--- BEGIN SUPPLIED RECORDS ---

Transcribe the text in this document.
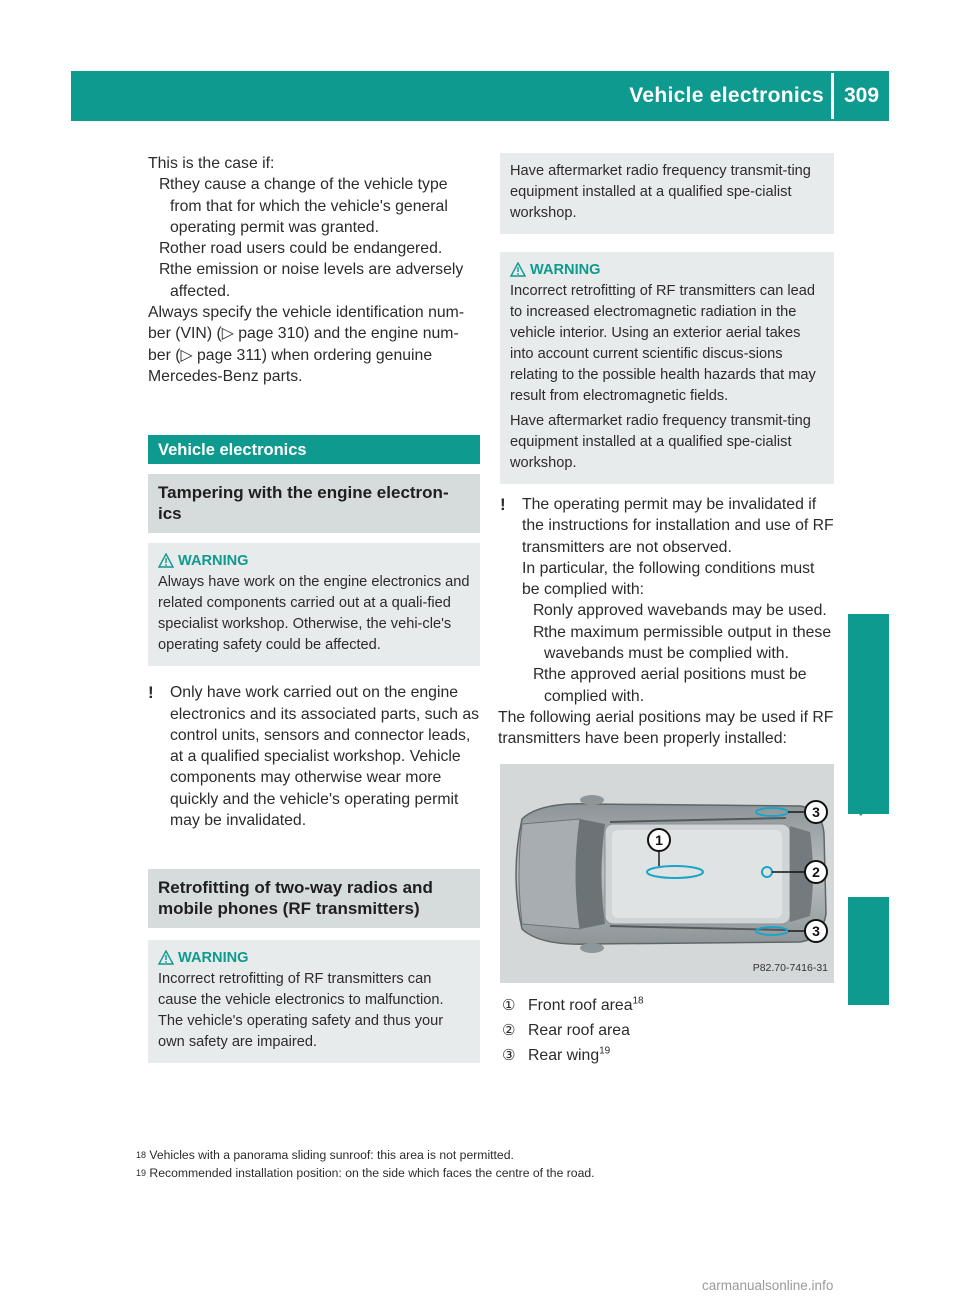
Vehicle electronics 309
Technical data

This is the case if:

R they cause a change of the vehicle type from that for which the vehicle's general operating permit was granted.
R other road users could be endangered.
R the emission or noise levels are adversely affected.

Always specify the vehicle identification num-ber (VIN) (▷ page 310) and the engine num-ber (▷ page 311) when ordering genuine Mercedes-Benz parts.

Vehicle electronics
Tampering with the engine electron-ics
WARNING

Always have work on the engine electronics and related components carried out at a quali-fied specialist workshop. Otherwise, the vehi-cle's operating safety could be affected.

! Only have work carried out on the engine electronics and its associated parts, such as control units, sensors and connector leads, at a qualified specialist workshop. Vehicle components may otherwise wear more quickly and the vehicle's operating permit may be invalidated.

Retrofitting of two-way radios and mobile phones (RF transmitters)
WARNING

Incorrect retrofitting of RF transmitters can cause the vehicle electronics to malfunction. The vehicle's operating safety and thus your own safety are impaired.

Have aftermarket radio frequency transmit-ting equipment installed at a qualified spe-cialist workshop.

WARNING

Incorrect retrofitting of RF transmitters can lead to increased electromagnetic radiation in the vehicle interior. Using an exterior aerial takes into account current scientific discus-sions relating to the possible health hazards that may result from electromagnetic fields.

Have aftermarket radio frequency transmit-ting equipment installed at a qualified spe-cialist workshop.

! The operating permit may be invalidated if the instructions for installation and use of RF transmitters are not observed.

In particular, the following conditions must be complied with:

R only approved wavebands may be used.
R the maximum permissible output in these wavebands must be complied with.
R the approved aerial positions must be complied with.

The following aerial positions may be used if RF transmitters have been properly installed:

1
2
3
3
P82.70-7416-31
① Front roof area$^{18}$
② Rear roof area
③ Rear wing$^{19}$
$^{18}$ Vehicles with a panorama sliding sunroof: this area is not permitted.
$^{19}$ Recommended installation position: on the side which faces the centre of the road.
carmanualsonline.info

--- END SUPPLIED RECORDS ---

**DIRECTION:** Reproduce the full listing above verbatim, with no pictures included.

**FINAL RESULT:**
Transcribe the text in this document.
Vehicle electronics 309
Technical data

This is the case if:

R they cause a change of the vehicle type from that for which the vehicle's general operating permit was granted.
R other road users could be endangered.
R the emission or noise levels are adversely affected.

Always specify the vehicle identification num-ber (VIN) (▷ page 310) and the engine num-ber (▷ page 311) when ordering genuine Mercedes-Benz parts.

Vehicle electronics
Tampering with the engine electron-ics
WARNING

Always have work on the engine electronics and related components carried out at a quali-fied specialist workshop. Otherwise, the vehi-cle's operating safety could be affected.

! Only have work carried out on the engine electronics and its associated parts, such as control units, sensors and connector leads, at a qualified specialist workshop. Vehicle components may otherwise wear more quickly and the vehicle's operating permit may be invalidated.

Retrofitting of two-way radios and mobile phones (RF transmitters)
WARNING

Incorrect retrofitting of RF transmitters can cause the vehicle electronics to malfunction. The vehicle's operating safety and thus your own safety are impaired.

Have aftermarket radio frequency transmit-ting equipment installed at a qualified spe-cialist workshop.

WARNING

Incorrect retrofitting of RF transmitters can lead to increased electromagnetic radiation in the vehicle interior. Using an exterior aerial takes into account current scientific discus-sions relating to the possible health hazards that may result from electromagnetic fields.

Have aftermarket radio frequency transmit-ting equipment installed at a qualified spe-cialist workshop.

! The operating permit may be invalidated if the instructions for installation and use of RF transmitters are not observed.

In particular, the following conditions must be complied with:

R only approved wavebands may be used.
R the maximum permissible output in these wavebands must be complied with.
R the approved aerial positions must be complied with.

The following aerial positions may be used if RF transmitters have been properly installed:

1
2
3
3
P82.70-7416-31
① Front roof area$^{18}$
② Rear roof area
③ Rear wing$^{19}$
$^{18}$ Vehicles with a panorama sliding sunroof: this area is not permitted.
$^{19}$ Recommended installation position: on the side which faces the centre of the road.
carmanualsonline.info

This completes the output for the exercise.